**EXTRACTED ENTRIES:**
** Begin **

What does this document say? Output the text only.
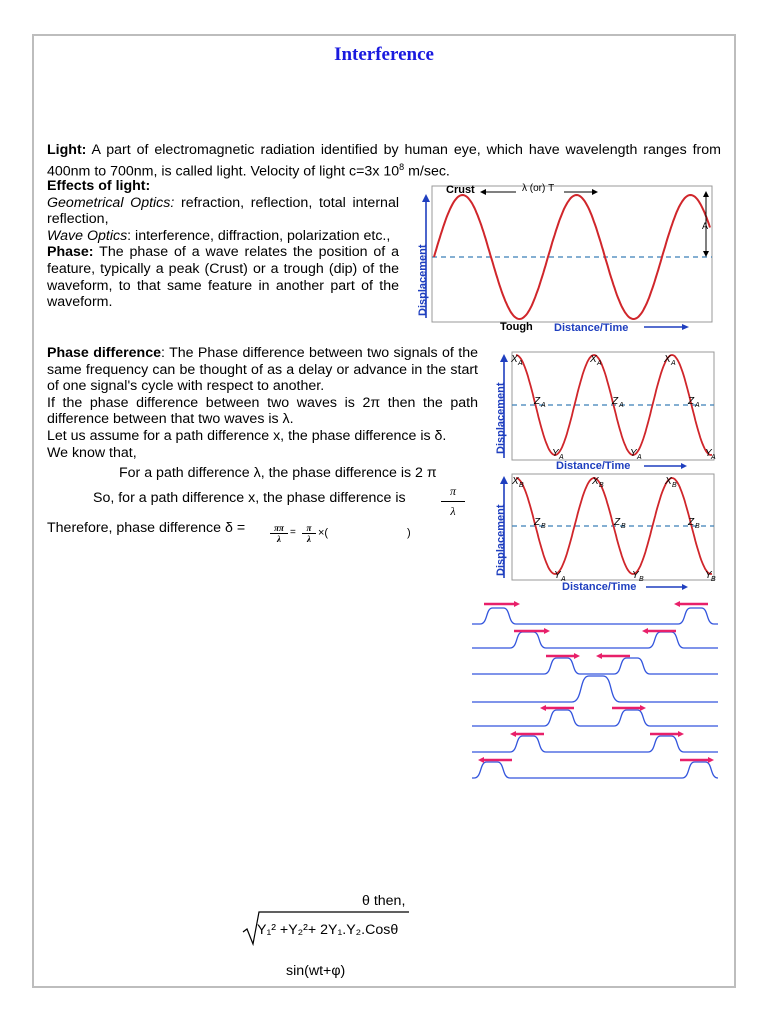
Interference
Light: A part of electromagnetic radiation identified by human eye, which have wavelength ranges from 400nm to 700nm, is called light. Velocity of light c=3x $10^8$ m/sec.
Effects of light:
Geometrical Optics: refraction, reflection, total internal reflection,
Wave Optics: interference, diffraction, polarization etc.,
Phase: The phase of a wave relates the position of a feature, typically a peak (Crust) or a trough (dip) of the waveform, to that same feature in another part of the waveform.
Phase difference: The Phase difference between two signals of the same frequency can be thought of as a delay or advance in the start of one signal's cycle with respect to another.
If the phase difference between two waves is 2π then the path difference between that two waves is λ.
Let us assume for a path difference x, the phase difference is δ.
We know that,
For a path difference λ, the phase difference is 2 π
So, for a path difference x, the phase difference is	π
λ
Therefore, phase difference δ =	ππ
λ
=	π
λ ×(	)
θ then,
Y₁² +Y₂²+ 2Y₁.Y₂.Cosθ
sin(wt+φ)
Crust	λ (or) T
A
Displacement
Tough Distance/Time
Displacement
Distance/Time
X A	X A	X A
Z A	Z A	Z A
Y A	Y A	Y A
Displacement
Distance/Time
X B	X B	X B
Z B	Z B	Z B
Y A	Y B	Y B
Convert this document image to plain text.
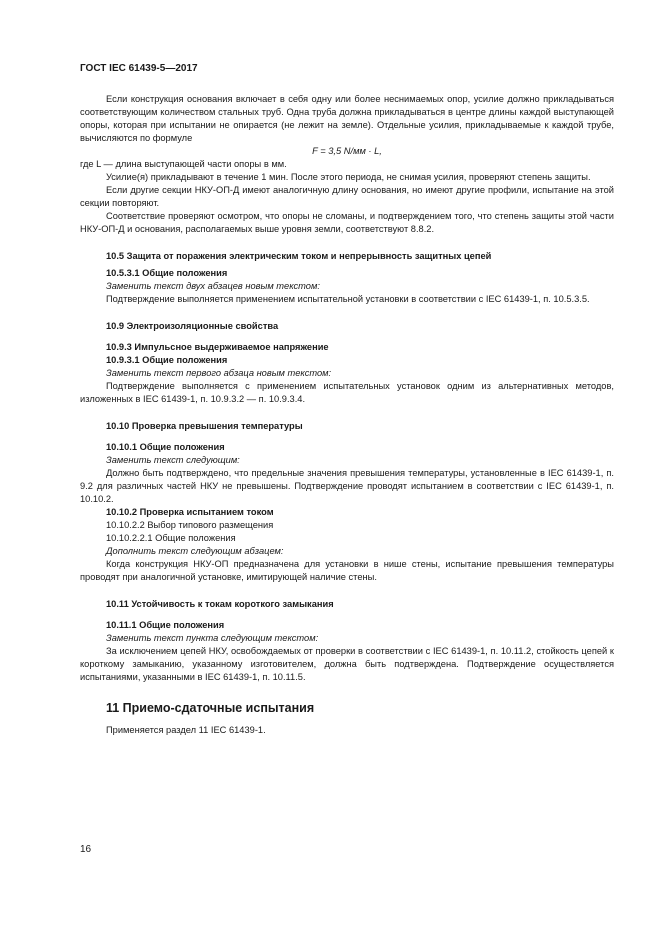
ГОСТ IEC 61439-5—2017

Если конструкция основания включает в себя одну или более неснимаемых опор, усилие должно прикладываться соответствующим количеством стальных труб. Одна труба должна прикладываться в центре длины каждой выступающей опоры, которая при испытании не опирается (не лежит на земле). Отдельные усилия, прикладываемые к каждой трубе, вычисляются по формуле

F = 3,5 N/мм · L,

где L — длина выступающей части опоры в мм.

Усилие(я) прикладывают в течение 1 мин. После этого периода, не снимая усилия, проверяют степень защиты.

Если другие секции НКУ-ОП-Д имеют аналогичную длину основания, но имеют другие профили, испытание на этой секции повторяют.

Соответствие проверяют осмотром, что опоры не сломаны, и подтверждением того, что степень защиты этой части НКУ-ОП-Д и основания, располагаемых выше уровня земли, соответствуют 8.8.2.

10.5 Защита от поражения электрическим током и непрерывность защитных цепей

10.5.3.1 Общие положения

Заменить текст двух абзацев новым текстом:

Подтверждение выполняется применением испытательной установки в соответствии с IEC 61439-1, п. 10.5.3.5.

10.9 Электроизоляционные свойства

10.9.3 Импульсное выдерживаемое напряжение

10.9.3.1 Общие положения

Заменить текст первого абзаца новым текстом:

Подтверждение выполняется с применением испытательных установок одним из альтернативных методов, изложенных в IEC 61439-1, п. 10.9.3.2 — п. 10.9.3.4.

10.10 Проверка превышения температуры

10.10.1 Общие положения

Заменить текст следующим:

Должно быть подтверждено, что предельные значения превышения температуры, установленные в IEC 61439-1, п. 9.2 для различных частей НКУ не превышены. Подтверждение проводят испытанием в соответствии с IEC 61439-1, п. 10.10.2.

10.10.2 Проверка испытанием током

10.10.2.2 Выбор типового размещения

10.10.2.2.1 Общие положения

Дополнить текст следующим абзацем:

Когда конструкция НКУ-ОП предназначена для установки в нише стены, испытание превышения температуры проводят при аналогичной установке, имитирующей наличие стены.

10.11 Устойчивость к токам короткого замыкания

10.11.1 Общие положения

Заменить текст пункта следующим текстом:

За исключением цепей НКУ, освобождаемых от проверки в соответствии с IEC 61439-1, п. 10.11.2, стойкость цепей к короткому замыканию, указанному изготовителем, должна быть подтверждена. Подтверждение осуществляется испытаниями, указанными в IEC 61439-1, п. 10.11.5.

11 Приемо-сдаточные испытания

Применяется раздел 11 IEC 61439-1.

16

** End **

**TASK INSTRUCTIONS:** Your copy should match the entries exactly, minus the pictures.

**RESPONSE TO THIS TASK:**
What does this document say? Output the text only.
Interference
Light: A part of electromagnetic radiation identified by human eye, which have wavelength ranges from 400nm to 700nm, is called light. Velocity of light c=3x $10^8$ m/sec.
Effects of light:
Geometrical Optics: refraction, reflection, total internal reflection,
Wave Optics: interference, diffraction, polarization etc.,
Phase: The phase of a wave relates the position of a feature, typically a peak (Crust) or a trough (dip) of the waveform, to that same feature in another part of the waveform.
Phase difference: The Phase difference between two signals of the same frequency can be thought of as a delay or advance in the start of one signal's cycle with respect to another.
If the phase difference between two waves is 2π then the path difference between that two waves is λ.
Let us assume for a path difference x, the phase difference is δ.
We know that,
For a path difference λ, the phase difference is 2 π
So, for a path difference x, the phase difference is	π
λ
Therefore, phase difference δ =	ππ
λ
=	π
λ ×(	)
θ then,
Y₁² +Y₂²+ 2Y₁.Y₂.Cosθ
sin(wt+φ)
Crust	λ (or) T
A
Displacement
Tough Distance/Time
Displacement
Distance/Time
X A	X A	X A
Z A	Z A	Z A
Y A	Y A	Y A
Displacement
Distance/Time
X B	X B	X B
Z B	Z B	Z B
Y A	Y B	Y B
Convert this document image to plain text.
ГОСТ IEC 61439-5—2017

Если конструкция основания включает в себя одну или более неснимаемых опор, усилие должно прикладываться соответствующим количеством стальных труб. Одна труба должна прикладываться в центре длины каждой выступающей опоры, которая при испытании не опирается (не лежит на земле). Отдельные усилия, прикладываемые к каждой трубе, вычисляются по формуле

F = 3,5 N/мм · L,

где L — длина выступающей части опоры в мм.

Усилие(я) прикладывают в течение 1 мин. После этого периода, не снимая усилия, проверяют степень защиты.

Если другие секции НКУ-ОП-Д имеют аналогичную длину основания, но имеют другие профили, испытание на этой секции повторяют.

Соответствие проверяют осмотром, что опоры не сломаны, и подтверждением того, что степень защиты этой части НКУ-ОП-Д и основания, располагаемых выше уровня земли, соответствуют 8.8.2.

10.5 Защита от поражения электрическим током и непрерывность защитных цепей

10.5.3.1 Общие положения

Заменить текст двух абзацев новым текстом:

Подтверждение выполняется применением испытательной установки в соответствии с IEC 61439-1, п. 10.5.3.5.

10.9 Электроизоляционные свойства

10.9.3 Импульсное выдерживаемое напряжение

10.9.3.1 Общие положения

Заменить текст первого абзаца новым текстом:

Подтверждение выполняется с применением испытательных установок одним из альтернативных методов, изложенных в IEC 61439-1, п. 10.9.3.2 — п. 10.9.3.4.

10.10 Проверка превышения температуры

10.10.1 Общие положения

Заменить текст следующим:

Должно быть подтверждено, что предельные значения превышения температуры, установленные в IEC 61439-1, п. 9.2 для различных частей НКУ не превышены. Подтверждение проводят испытанием в соответствии с IEC 61439-1, п. 10.10.2.

10.10.2 Проверка испытанием током

10.10.2.2 Выбор типового размещения

10.10.2.2.1 Общие положения

Дополнить текст следующим абзацем:

Когда конструкция НКУ-ОП предназначена для установки в нише стены, испытание превышения температуры проводят при аналогичной установке, имитирующей наличие стены.

10.11 Устойчивость к токам короткого замыкания

10.11.1 Общие положения

Заменить текст пункта следующим текстом:

За исключением цепей НКУ, освобождаемых от проверки в соответствии с IEC 61439-1, п. 10.11.2, стойкость цепей к короткому замыканию, указанному изготовителем, должна быть подтверждена. Подтверждение осуществляется испытаниями, указанными в IEC 61439-1, п. 10.11.5.

11 Приемо-сдаточные испытания

Применяется раздел 11 IEC 61439-1.

16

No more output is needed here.